EXERCISE
Restate the whole listing word for word. Pictures are left out.
#####
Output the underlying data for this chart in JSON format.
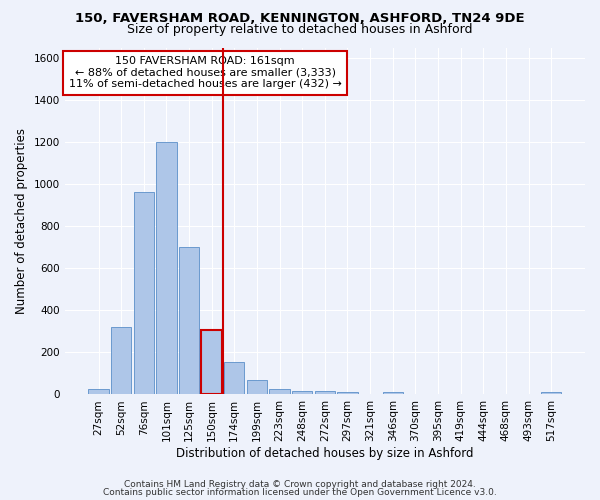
{
  "title1": "150, FAVERSHAM ROAD, KENNINGTON, ASHFORD, TN24 9DE",
  "title2": "Size of property relative to detached houses in Ashford",
  "xlabel": "Distribution of detached houses by size in Ashford",
  "ylabel": "Number of detached properties",
  "categories": [
    "27sqm",
    "52sqm",
    "76sqm",
    "101sqm",
    "125sqm",
    "150sqm",
    "174sqm",
    "199sqm",
    "223sqm",
    "248sqm",
    "272sqm",
    "297sqm",
    "321sqm",
    "346sqm",
    "370sqm",
    "395sqm",
    "419sqm",
    "444sqm",
    "468sqm",
    "493sqm",
    "517sqm"
  ],
  "values": [
    28,
    320,
    965,
    1200,
    700,
    305,
    155,
    70,
    28,
    18,
    18,
    10,
    0,
    12,
    0,
    0,
    0,
    0,
    0,
    0,
    12
  ],
  "bar_color": "#aec6e8",
  "bar_edge_color": "#5b8fc9",
  "highlight_index": 5,
  "highlight_color": "#cc0000",
  "annotation_line1": "150 FAVERSHAM ROAD: 161sqm",
  "annotation_line2": "← 88% of detached houses are smaller (3,333)",
  "annotation_line3": "11% of semi-detached houses are larger (432) →",
  "annotation_box_color": "#ffffff",
  "annotation_box_edge": "#cc0000",
  "vline_x": 5.5,
  "ylim": [
    0,
    1650
  ],
  "yticks": [
    0,
    200,
    400,
    600,
    800,
    1000,
    1200,
    1400,
    1600
  ],
  "footer1": "Contains HM Land Registry data © Crown copyright and database right 2024.",
  "footer2": "Contains public sector information licensed under the Open Government Licence v3.0.",
  "bg_color": "#eef2fb",
  "grid_color": "#ffffff",
  "title_fontsize": 9.5,
  "subtitle_fontsize": 9,
  "axis_label_fontsize": 8.5,
  "tick_fontsize": 7.5,
  "annotation_fontsize": 8,
  "footer_fontsize": 6.5
}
#####
TASK OUTPUT
Output the underlying data for this chart in JSON format.
{
  "title1": "150, FAVERSHAM ROAD, KENNINGTON, ASHFORD, TN24 9DE",
  "title2": "Size of property relative to detached houses in Ashford",
  "xlabel": "Distribution of detached houses by size in Ashford",
  "ylabel": "Number of detached properties",
  "categories": [
    "27sqm",
    "52sqm",
    "76sqm",
    "101sqm",
    "125sqm",
    "150sqm",
    "174sqm",
    "199sqm",
    "223sqm",
    "248sqm",
    "272sqm",
    "297sqm",
    "321sqm",
    "346sqm",
    "370sqm",
    "395sqm",
    "419sqm",
    "444sqm",
    "468sqm",
    "493sqm",
    "517sqm"
  ],
  "values": [
    28,
    320,
    965,
    1200,
    700,
    305,
    155,
    70,
    28,
    18,
    18,
    10,
    0,
    12,
    0,
    0,
    0,
    0,
    0,
    0,
    12
  ],
  "bar_color": "#aec6e8",
  "bar_edge_color": "#5b8fc9",
  "highlight_index": 5,
  "highlight_color": "#cc0000",
  "annotation_line1": "150 FAVERSHAM ROAD: 161sqm",
  "annotation_line2": "← 88% of detached houses are smaller (3,333)",
  "annotation_line3": "11% of semi-detached houses are larger (432) →",
  "annotation_box_color": "#ffffff",
  "annotation_box_edge": "#cc0000",
  "vline_x": 5.5,
  "ylim": [
    0,
    1650
  ],
  "yticks": [
    0,
    200,
    400,
    600,
    800,
    1000,
    1200,
    1400,
    1600
  ],
  "footer1": "Contains HM Land Registry data © Crown copyright and database right 2024.",
  "footer2": "Contains public sector information licensed under the Open Government Licence v3.0.",
  "bg_color": "#eef2fb",
  "grid_color": "#ffffff",
  "title_fontsize": 9.5,
  "subtitle_fontsize": 9,
  "axis_label_fontsize": 8.5,
  "tick_fontsize": 7.5,
  "annotation_fontsize": 8,
  "footer_fontsize": 6.5
}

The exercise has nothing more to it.